## SELECTED EXTRACT
··········

BASF Net Profit Down, Sales Up in Q3

Germany's BASF AG has reported that the company's net profit in the third quarter halved from the year-ago period, but signaled that long-depressed market conditions may be nearing an end. Sales increased slightly despite negative currency effects, and EBIT before special items was below the previous year's good level.

In a business environment characterized by high raw material prices, margin pressure and a weak U.S. dollar, BASF Aktiengesellschaft increased its sales in the third quarter of 2003 by 2.1 percent to EUR7.7 billion compared with the same period in 2002. Excluding negative currency translation effects, sales increased by 7.6 percent. Price increases contributed 2.1 percent to sales, but prices still remain at an unsatisfactory level. Sales volumes were up 4.5 percent.

··········

## WHAT THE EXERCISE ASKS
Copy out the BASF earnings report word for word, from its headline through its final sentence. Rely on the BASF earnings report and nothing else.

## PROVIDED DATA

··········

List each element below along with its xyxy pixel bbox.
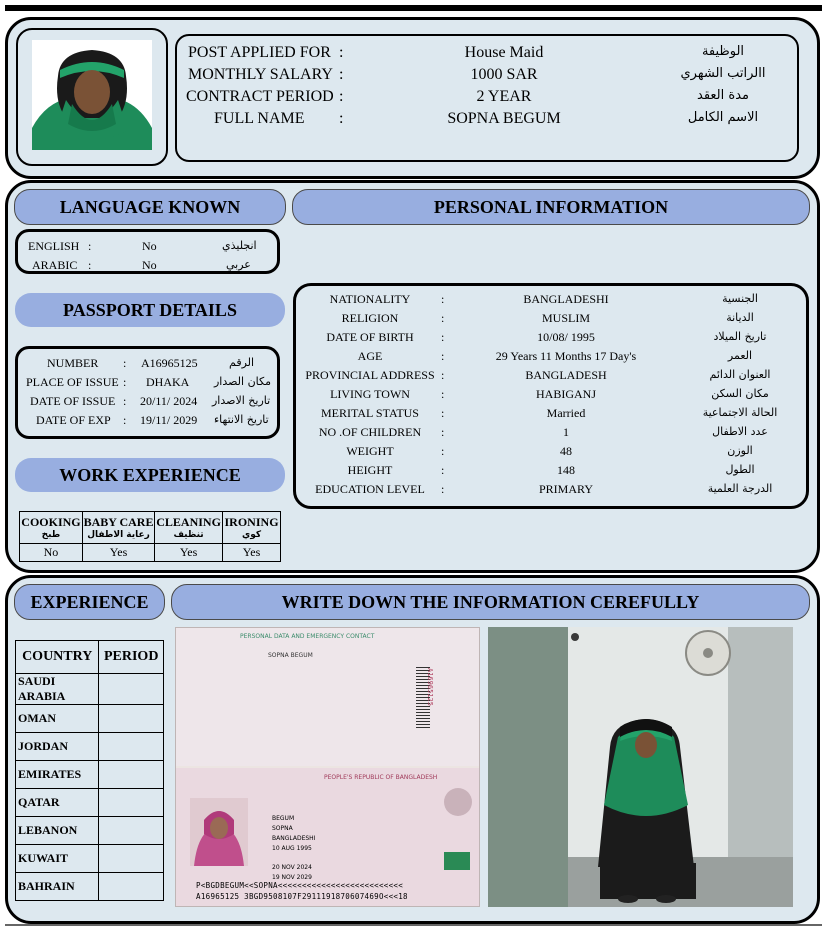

··········

## REPLY TO THE TASK
BASF Net Profit Down, Sales Up in Q3

Germany's BASF AG has reported that the company's net profit in the third quarter halved from the year-ago period, but signaled that long-depressed market conditions may be nearing an end. Sales increased slightly despite negative currency effects, and EBIT before special items was below the previous year's good level.

In a business environment characterized by high raw material prices, margin pressure and a weak U.S. dollar, BASF Aktiengesellschaft increased its sales in the third quarter of 2003 by 2.1 percent to EUR7.7 billion compared with the same period in 2002. Excluding negative currency translation effects, sales increased by 7.6 percent. Price increases contributed 2.1 percent to sales, but prices still remain at an unsatisfactory level. Sales volumes were up 4.5 percent.